** Begin INPUT ROWS **
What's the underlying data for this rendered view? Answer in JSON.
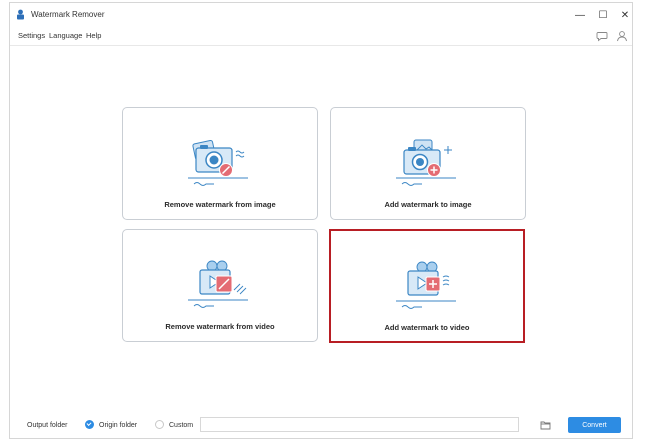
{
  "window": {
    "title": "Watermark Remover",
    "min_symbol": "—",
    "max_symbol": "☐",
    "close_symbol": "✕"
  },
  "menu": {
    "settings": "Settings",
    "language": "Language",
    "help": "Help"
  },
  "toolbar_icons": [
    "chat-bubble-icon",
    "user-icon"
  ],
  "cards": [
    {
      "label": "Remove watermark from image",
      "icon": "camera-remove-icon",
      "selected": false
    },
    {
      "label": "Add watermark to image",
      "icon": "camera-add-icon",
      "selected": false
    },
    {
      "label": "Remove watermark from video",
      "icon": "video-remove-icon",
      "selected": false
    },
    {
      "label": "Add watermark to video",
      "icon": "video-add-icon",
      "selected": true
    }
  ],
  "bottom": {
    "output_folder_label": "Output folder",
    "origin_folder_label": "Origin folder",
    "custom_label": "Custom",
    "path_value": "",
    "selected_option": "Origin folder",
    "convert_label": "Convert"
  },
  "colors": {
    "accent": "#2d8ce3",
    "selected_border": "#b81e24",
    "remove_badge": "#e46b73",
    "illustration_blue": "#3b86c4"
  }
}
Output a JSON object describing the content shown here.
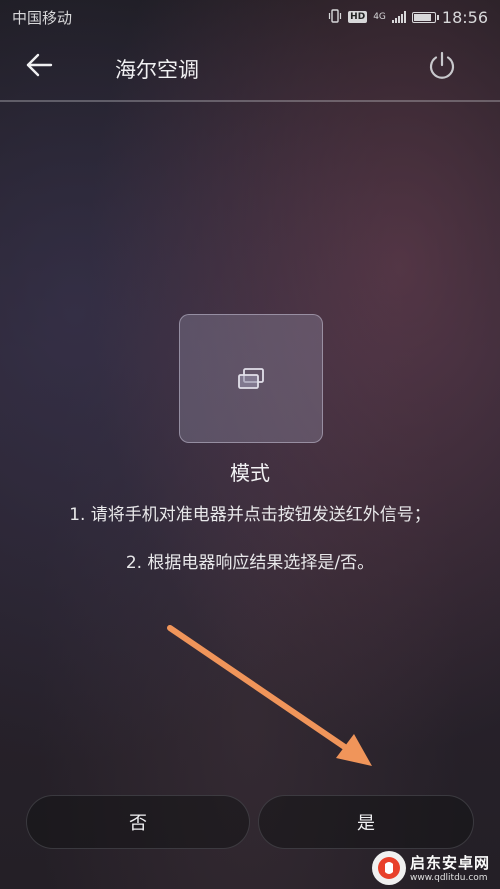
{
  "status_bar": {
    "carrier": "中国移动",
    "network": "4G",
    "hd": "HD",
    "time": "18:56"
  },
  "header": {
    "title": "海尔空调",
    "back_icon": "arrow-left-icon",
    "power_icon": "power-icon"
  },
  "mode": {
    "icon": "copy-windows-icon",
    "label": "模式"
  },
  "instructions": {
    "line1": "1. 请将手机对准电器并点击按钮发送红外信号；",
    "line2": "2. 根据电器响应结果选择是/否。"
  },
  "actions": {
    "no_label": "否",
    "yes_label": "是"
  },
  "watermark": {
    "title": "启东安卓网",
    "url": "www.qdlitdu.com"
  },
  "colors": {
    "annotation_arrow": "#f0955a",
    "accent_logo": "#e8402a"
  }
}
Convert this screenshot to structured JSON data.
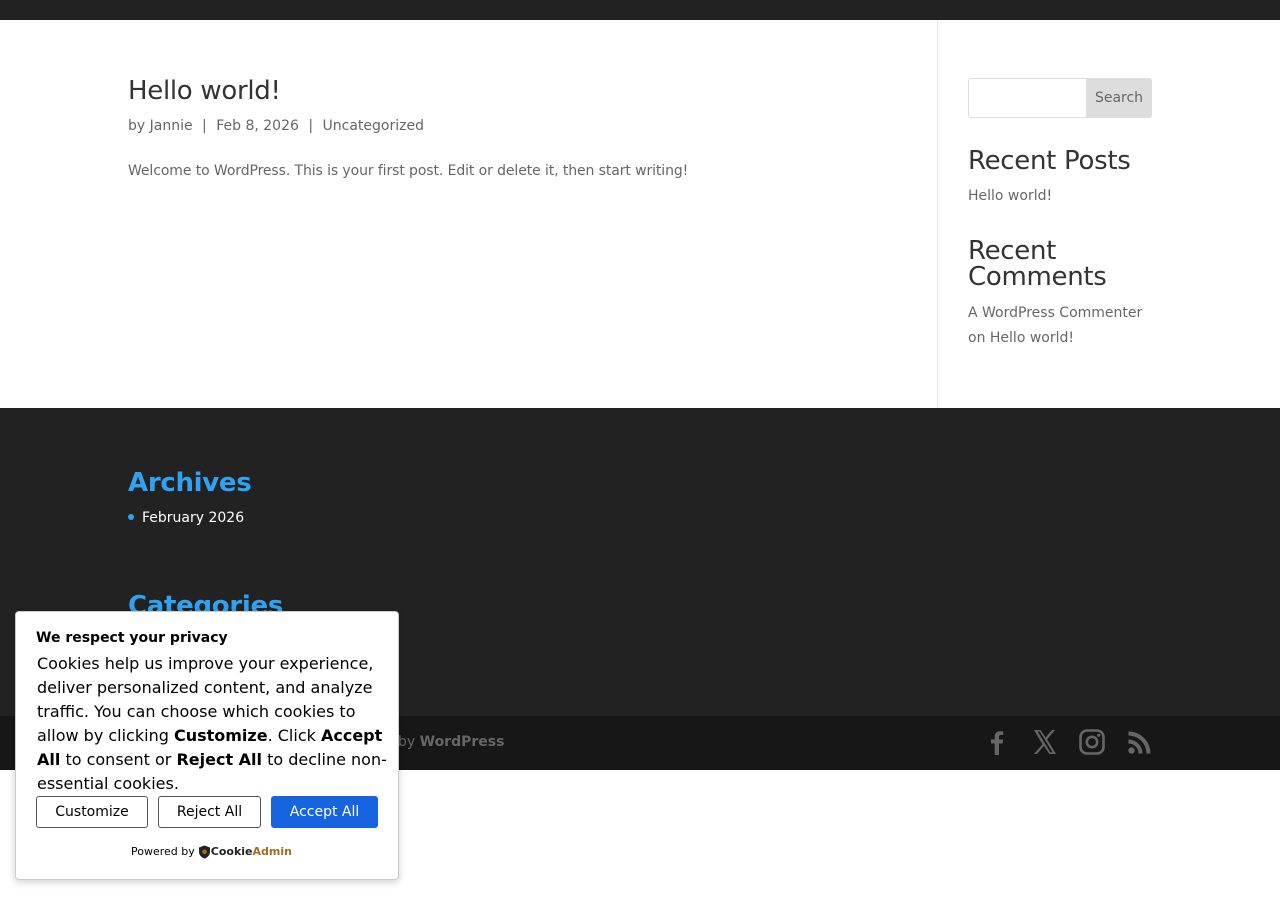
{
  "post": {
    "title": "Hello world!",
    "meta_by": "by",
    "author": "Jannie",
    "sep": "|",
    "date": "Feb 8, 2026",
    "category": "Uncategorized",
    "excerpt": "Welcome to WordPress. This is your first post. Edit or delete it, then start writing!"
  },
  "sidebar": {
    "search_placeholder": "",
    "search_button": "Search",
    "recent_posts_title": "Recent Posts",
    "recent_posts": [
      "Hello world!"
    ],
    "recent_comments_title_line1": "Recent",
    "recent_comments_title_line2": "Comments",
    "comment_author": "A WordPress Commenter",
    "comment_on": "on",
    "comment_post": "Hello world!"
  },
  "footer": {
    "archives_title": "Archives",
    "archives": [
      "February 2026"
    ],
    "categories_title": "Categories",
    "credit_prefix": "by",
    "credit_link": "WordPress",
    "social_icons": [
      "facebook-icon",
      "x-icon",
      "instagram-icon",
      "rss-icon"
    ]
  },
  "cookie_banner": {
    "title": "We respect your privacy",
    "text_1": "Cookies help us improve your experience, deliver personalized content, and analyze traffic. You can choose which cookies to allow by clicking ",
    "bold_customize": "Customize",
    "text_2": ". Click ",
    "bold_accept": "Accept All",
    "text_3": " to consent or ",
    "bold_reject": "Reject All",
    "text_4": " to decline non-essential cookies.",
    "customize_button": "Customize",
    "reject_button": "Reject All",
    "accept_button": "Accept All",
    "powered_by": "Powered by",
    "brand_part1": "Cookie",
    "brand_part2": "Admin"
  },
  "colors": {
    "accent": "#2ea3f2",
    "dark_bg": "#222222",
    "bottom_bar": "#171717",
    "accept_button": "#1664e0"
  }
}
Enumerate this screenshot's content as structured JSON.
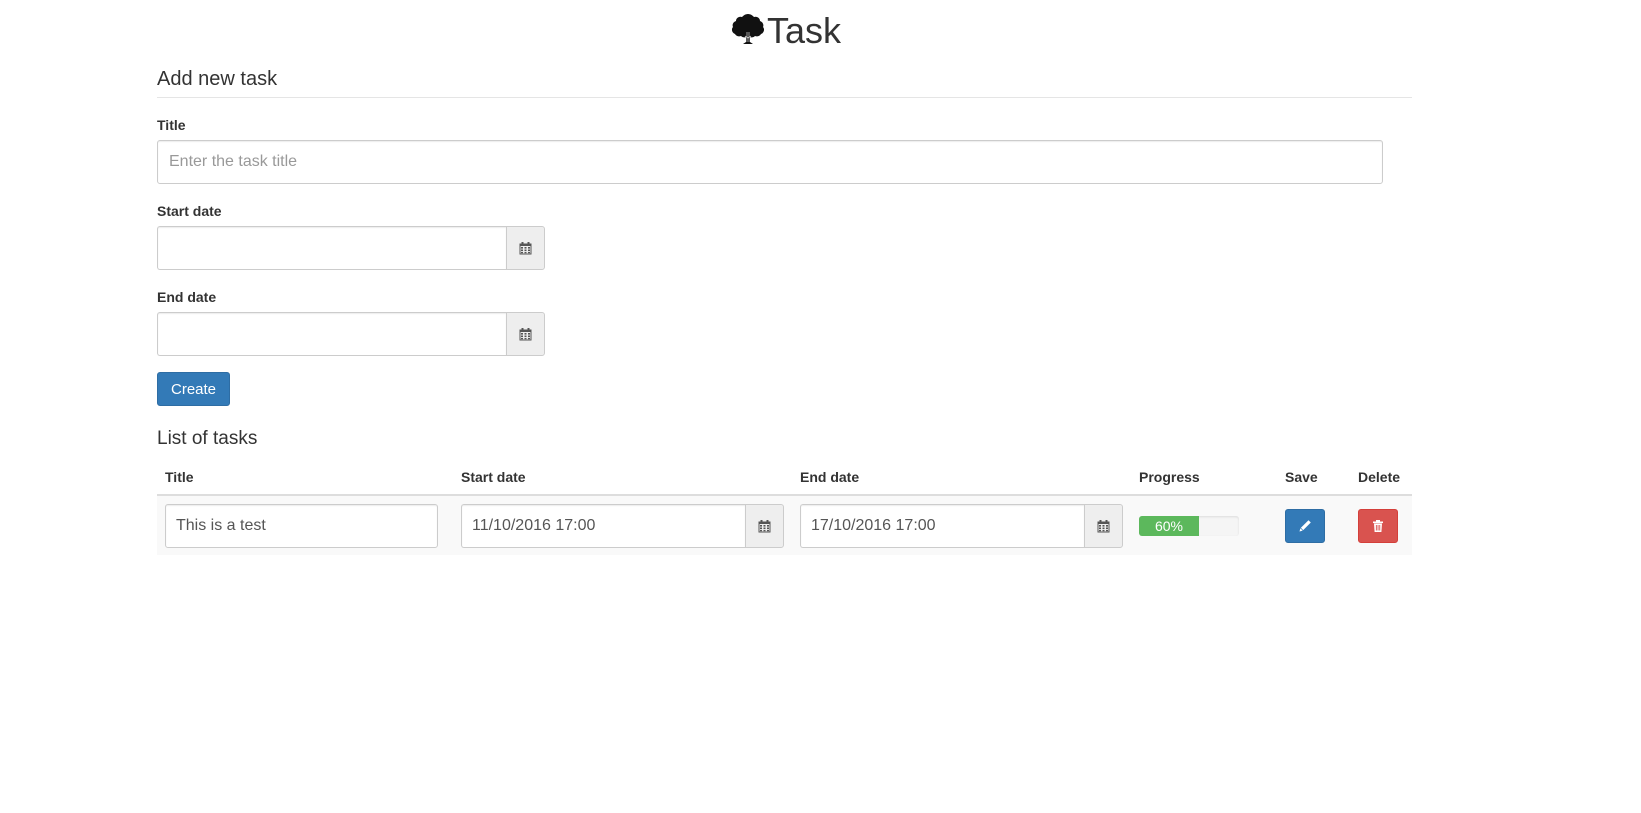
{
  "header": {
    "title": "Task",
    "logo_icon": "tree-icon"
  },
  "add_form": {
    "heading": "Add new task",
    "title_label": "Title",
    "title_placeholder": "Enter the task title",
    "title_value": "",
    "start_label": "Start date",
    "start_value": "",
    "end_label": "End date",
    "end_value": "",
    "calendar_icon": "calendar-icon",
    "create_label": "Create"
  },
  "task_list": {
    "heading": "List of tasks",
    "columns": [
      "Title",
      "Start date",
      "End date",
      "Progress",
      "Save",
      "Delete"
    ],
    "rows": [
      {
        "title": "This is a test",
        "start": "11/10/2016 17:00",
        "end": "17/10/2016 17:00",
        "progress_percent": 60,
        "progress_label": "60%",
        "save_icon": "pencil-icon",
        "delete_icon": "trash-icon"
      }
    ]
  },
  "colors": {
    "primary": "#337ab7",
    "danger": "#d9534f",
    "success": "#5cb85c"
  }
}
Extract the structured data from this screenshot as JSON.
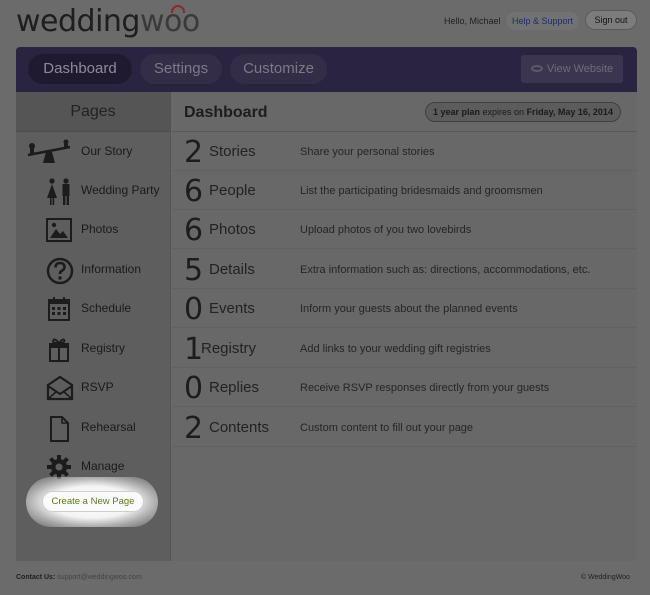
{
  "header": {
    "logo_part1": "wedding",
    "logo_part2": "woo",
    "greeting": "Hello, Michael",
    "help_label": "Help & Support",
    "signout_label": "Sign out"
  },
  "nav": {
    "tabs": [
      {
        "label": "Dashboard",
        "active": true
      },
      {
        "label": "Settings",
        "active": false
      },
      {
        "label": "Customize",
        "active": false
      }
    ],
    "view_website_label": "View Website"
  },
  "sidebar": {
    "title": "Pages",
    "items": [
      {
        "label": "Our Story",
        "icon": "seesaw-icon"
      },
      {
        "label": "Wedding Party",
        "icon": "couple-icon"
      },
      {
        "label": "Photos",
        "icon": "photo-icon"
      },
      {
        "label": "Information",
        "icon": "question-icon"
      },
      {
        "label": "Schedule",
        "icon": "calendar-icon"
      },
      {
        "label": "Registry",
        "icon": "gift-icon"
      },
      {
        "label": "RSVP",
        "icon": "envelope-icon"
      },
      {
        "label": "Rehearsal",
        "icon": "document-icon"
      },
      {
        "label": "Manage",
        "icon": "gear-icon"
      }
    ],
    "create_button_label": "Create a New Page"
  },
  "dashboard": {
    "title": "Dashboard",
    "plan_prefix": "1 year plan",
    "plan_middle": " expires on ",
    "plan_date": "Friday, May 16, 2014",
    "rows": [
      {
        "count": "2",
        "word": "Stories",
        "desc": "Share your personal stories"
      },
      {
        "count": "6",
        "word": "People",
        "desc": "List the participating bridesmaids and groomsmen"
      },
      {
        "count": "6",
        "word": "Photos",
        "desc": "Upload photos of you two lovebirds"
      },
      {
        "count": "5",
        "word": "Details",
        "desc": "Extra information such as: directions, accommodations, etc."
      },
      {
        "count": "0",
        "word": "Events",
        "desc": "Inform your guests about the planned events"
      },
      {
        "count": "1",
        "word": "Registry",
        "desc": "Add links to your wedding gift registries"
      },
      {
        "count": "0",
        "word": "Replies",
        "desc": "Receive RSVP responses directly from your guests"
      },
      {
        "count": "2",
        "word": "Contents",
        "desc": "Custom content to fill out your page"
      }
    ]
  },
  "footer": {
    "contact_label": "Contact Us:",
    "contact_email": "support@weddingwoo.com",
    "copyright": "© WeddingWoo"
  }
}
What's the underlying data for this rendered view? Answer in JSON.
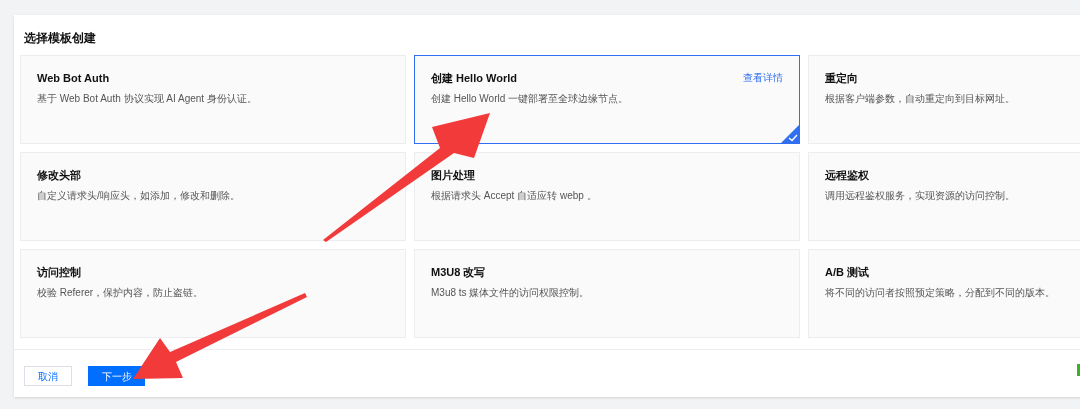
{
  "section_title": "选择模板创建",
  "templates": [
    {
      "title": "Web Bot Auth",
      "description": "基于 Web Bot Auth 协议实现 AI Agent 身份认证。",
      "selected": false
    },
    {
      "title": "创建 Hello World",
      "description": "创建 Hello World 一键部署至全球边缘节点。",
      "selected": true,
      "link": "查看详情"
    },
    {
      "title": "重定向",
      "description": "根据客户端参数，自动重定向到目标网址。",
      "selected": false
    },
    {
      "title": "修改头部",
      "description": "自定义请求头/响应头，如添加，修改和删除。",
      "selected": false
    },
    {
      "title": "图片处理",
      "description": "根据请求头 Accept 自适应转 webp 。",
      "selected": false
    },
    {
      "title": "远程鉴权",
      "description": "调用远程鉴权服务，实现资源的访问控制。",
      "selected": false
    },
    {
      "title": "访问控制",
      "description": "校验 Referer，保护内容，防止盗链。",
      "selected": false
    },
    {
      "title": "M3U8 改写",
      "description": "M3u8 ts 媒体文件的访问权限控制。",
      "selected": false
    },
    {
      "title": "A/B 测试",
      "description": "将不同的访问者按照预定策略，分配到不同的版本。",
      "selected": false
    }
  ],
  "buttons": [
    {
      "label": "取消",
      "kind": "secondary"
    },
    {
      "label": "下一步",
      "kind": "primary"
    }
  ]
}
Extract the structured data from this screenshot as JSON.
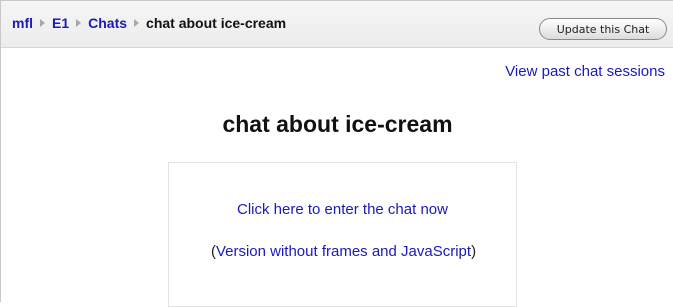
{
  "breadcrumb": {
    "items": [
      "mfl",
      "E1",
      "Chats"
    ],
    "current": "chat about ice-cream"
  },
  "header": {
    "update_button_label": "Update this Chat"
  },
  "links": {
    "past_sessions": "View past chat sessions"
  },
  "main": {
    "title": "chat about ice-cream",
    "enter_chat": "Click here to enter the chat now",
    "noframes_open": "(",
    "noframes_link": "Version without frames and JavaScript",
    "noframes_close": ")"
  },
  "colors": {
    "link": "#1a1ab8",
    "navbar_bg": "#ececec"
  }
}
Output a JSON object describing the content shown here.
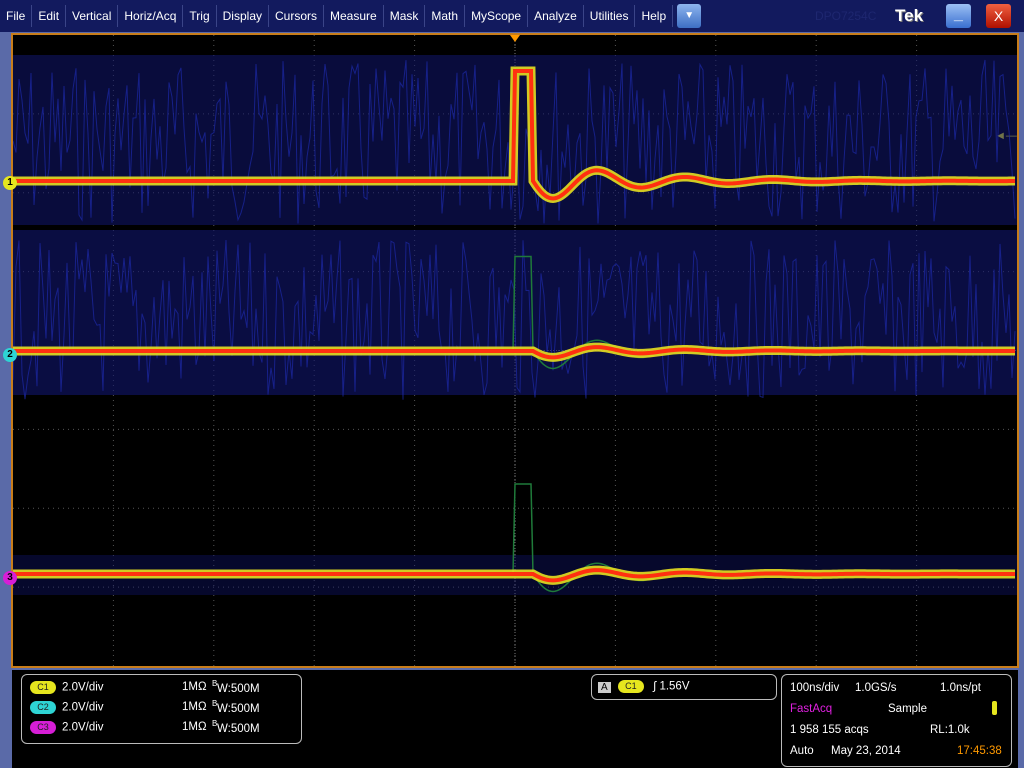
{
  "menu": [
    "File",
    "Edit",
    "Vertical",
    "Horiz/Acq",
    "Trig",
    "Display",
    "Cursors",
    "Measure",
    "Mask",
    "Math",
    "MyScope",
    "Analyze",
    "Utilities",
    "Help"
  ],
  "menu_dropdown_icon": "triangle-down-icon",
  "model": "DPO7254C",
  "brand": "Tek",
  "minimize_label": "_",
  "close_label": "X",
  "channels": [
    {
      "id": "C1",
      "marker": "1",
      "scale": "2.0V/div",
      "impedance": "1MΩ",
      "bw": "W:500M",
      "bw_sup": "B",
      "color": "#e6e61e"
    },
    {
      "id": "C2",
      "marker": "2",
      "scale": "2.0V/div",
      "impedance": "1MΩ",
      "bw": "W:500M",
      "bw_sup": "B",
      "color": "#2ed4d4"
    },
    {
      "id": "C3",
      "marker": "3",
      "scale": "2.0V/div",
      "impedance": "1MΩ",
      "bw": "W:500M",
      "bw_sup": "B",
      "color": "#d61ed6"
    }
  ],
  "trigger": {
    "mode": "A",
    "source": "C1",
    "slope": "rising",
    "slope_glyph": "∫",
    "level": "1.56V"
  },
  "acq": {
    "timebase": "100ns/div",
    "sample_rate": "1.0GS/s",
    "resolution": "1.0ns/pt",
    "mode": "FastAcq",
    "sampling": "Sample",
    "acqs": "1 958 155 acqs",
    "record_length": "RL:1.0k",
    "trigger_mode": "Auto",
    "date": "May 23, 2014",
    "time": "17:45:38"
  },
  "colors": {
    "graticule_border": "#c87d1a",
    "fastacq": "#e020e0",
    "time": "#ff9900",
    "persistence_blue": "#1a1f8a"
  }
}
** End INPUT ROWS **
> _OBJECTIVE_: Search the listing for the word "about". Copy every line in which it occurs.

> _COMPLETE ANSWER_:
        "desc": "Inform your guests about the planned events"
    "current": "chat about ice-cream"
    "title": "chat about ice-cream",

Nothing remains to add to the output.